**Exercise directions**
Return all of the entries exactly, with nothing added or left out.

-- START Material provided --

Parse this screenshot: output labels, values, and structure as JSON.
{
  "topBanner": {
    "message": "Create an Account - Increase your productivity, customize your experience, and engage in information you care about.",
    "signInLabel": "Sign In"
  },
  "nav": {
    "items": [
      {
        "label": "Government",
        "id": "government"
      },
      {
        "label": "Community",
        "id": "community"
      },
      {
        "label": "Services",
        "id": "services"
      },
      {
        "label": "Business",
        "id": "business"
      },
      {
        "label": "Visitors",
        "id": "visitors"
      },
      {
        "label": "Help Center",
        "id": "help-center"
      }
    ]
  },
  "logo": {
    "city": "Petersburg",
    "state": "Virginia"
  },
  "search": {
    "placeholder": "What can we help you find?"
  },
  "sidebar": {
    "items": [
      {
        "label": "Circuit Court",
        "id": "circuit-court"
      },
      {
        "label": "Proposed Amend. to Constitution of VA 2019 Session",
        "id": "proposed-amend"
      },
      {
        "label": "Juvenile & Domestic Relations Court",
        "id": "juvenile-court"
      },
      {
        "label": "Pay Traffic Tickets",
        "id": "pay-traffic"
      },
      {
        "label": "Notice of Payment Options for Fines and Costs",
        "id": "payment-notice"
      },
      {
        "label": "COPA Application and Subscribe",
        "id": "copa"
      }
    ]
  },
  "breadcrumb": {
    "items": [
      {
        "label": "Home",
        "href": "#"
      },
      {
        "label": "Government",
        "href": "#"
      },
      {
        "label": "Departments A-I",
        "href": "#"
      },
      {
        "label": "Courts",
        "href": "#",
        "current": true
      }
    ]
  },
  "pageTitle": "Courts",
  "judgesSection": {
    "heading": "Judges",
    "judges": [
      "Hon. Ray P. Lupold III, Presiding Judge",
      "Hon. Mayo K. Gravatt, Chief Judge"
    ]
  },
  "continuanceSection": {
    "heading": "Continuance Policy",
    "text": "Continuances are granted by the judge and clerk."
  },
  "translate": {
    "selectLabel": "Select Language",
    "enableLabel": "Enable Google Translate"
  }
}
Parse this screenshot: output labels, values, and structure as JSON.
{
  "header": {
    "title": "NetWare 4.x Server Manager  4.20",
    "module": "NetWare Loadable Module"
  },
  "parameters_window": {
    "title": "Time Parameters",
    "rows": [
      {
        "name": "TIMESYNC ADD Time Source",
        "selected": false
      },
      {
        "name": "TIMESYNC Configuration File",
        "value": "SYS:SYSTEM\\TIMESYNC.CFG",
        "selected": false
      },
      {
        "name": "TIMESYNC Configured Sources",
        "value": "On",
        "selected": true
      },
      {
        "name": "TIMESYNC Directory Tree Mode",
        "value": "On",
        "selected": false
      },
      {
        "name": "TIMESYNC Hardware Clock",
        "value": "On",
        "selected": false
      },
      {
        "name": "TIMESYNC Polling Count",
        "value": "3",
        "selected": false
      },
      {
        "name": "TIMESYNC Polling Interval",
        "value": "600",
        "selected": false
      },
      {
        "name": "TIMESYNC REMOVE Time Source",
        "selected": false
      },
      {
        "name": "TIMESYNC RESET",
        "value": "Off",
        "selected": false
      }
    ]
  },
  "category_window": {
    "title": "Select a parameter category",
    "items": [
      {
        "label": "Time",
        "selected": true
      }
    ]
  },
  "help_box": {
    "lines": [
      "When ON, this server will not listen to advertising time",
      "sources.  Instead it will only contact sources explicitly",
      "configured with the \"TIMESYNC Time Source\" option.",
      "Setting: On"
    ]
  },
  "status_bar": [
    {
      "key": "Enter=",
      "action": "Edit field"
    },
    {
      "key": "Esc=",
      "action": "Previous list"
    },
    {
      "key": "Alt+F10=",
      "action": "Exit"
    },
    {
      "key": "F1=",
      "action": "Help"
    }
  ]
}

-- END Material provided --

**Solution to the exercise**
Parse this screenshot: output labels, values, and structure as JSON.
{
  "topBanner": {
    "message": "Create an Account - Increase your productivity, customize your experience, and engage in information you care about.",
    "signInLabel": "Sign In"
  },
  "nav": {
    "items": [
      {
        "label": "Government",
        "id": "government"
      },
      {
        "label": "Community",
        "id": "community"
      },
      {
        "label": "Services",
        "id": "services"
      },
      {
        "label": "Business",
        "id": "business"
      },
      {
        "label": "Visitors",
        "id": "visitors"
      },
      {
        "label": "Help Center",
        "id": "help-center"
      }
    ]
  },
  "logo": {
    "city": "Petersburg",
    "state": "Virginia"
  },
  "search": {
    "placeholder": "What can we help you find?"
  },
  "sidebar": {
    "items": [
      {
        "label": "Circuit Court",
        "id": "circuit-court"
      },
      {
        "label": "Proposed Amend. to Constitution of VA 2019 Session",
        "id": "proposed-amend"
      },
      {
        "label": "Juvenile & Domestic Relations Court",
        "id": "juvenile-court"
      },
      {
        "label": "Pay Traffic Tickets",
        "id": "pay-traffic"
      },
      {
        "label": "Notice of Payment Options for Fines and Costs",
        "id": "payment-notice"
      },
      {
        "label": "COPA Application and Subscribe",
        "id": "copa"
      }
    ]
  },
  "breadcrumb": {
    "items": [
      {
        "label": "Home",
        "href": "#"
      },
      {
        "label": "Government",
        "href": "#"
      },
      {
        "label": "Departments A-I",
        "href": "#"
      },
      {
        "label": "Courts",
        "href": "#",
        "current": true
      }
    ]
  },
  "pageTitle": "Courts",
  "judgesSection": {
    "heading": "Judges",
    "judges": [
      "Hon. Ray P. Lupold III, Presiding Judge",
      "Hon. Mayo K. Gravatt, Chief Judge"
    ]
  },
  "continuanceSection": {
    "heading": "Continuance Policy",
    "text": "Continuances are granted by the judge and clerk."
  },
  "translate": {
    "selectLabel": "Select Language",
    "enableLabel": "Enable Google Translate"
  }
}
Parse this screenshot: output labels, values, and structure as JSON.
{
  "header": {
    "title": "NetWare 4.x Server Manager  4.20",
    "module": "NetWare Loadable Module"
  },
  "parameters_window": {
    "title": "Time Parameters",
    "rows": [
      {
        "name": "TIMESYNC ADD Time Source",
        "selected": false
      },
      {
        "name": "TIMESYNC Configuration File",
        "value": "SYS:SYSTEM\\TIMESYNC.CFG",
        "selected": false
      },
      {
        "name": "TIMESYNC Configured Sources",
        "value": "On",
        "selected": true
      },
      {
        "name": "TIMESYNC Directory Tree Mode",
        "value": "On",
        "selected": false
      },
      {
        "name": "TIMESYNC Hardware Clock",
        "value": "On",
        "selected": false
      },
      {
        "name": "TIMESYNC Polling Count",
        "value": "3",
        "selected": false
      },
      {
        "name": "TIMESYNC Polling Interval",
        "value": "600",
        "selected": false
      },
      {
        "name": "TIMESYNC REMOVE Time Source",
        "selected": false
      },
      {
        "name": "TIMESYNC RESET",
        "value": "Off",
        "selected": false
      }
    ]
  },
  "category_window": {
    "title": "Select a parameter category",
    "items": [
      {
        "label": "Time",
        "selected": true
      }
    ]
  },
  "help_box": {
    "lines": [
      "When ON, this server will not listen to advertising time",
      "sources.  Instead it will only contact sources explicitly",
      "configured with the \"TIMESYNC Time Source\" option.",
      "Setting: On"
    ]
  },
  "status_bar": [
    {
      "key": "Enter=",
      "action": "Edit field"
    },
    {
      "key": "Esc=",
      "action": "Previous list"
    },
    {
      "key": "Alt+F10=",
      "action": "Exit"
    },
    {
      "key": "F1=",
      "action": "Help"
    }
  ]
}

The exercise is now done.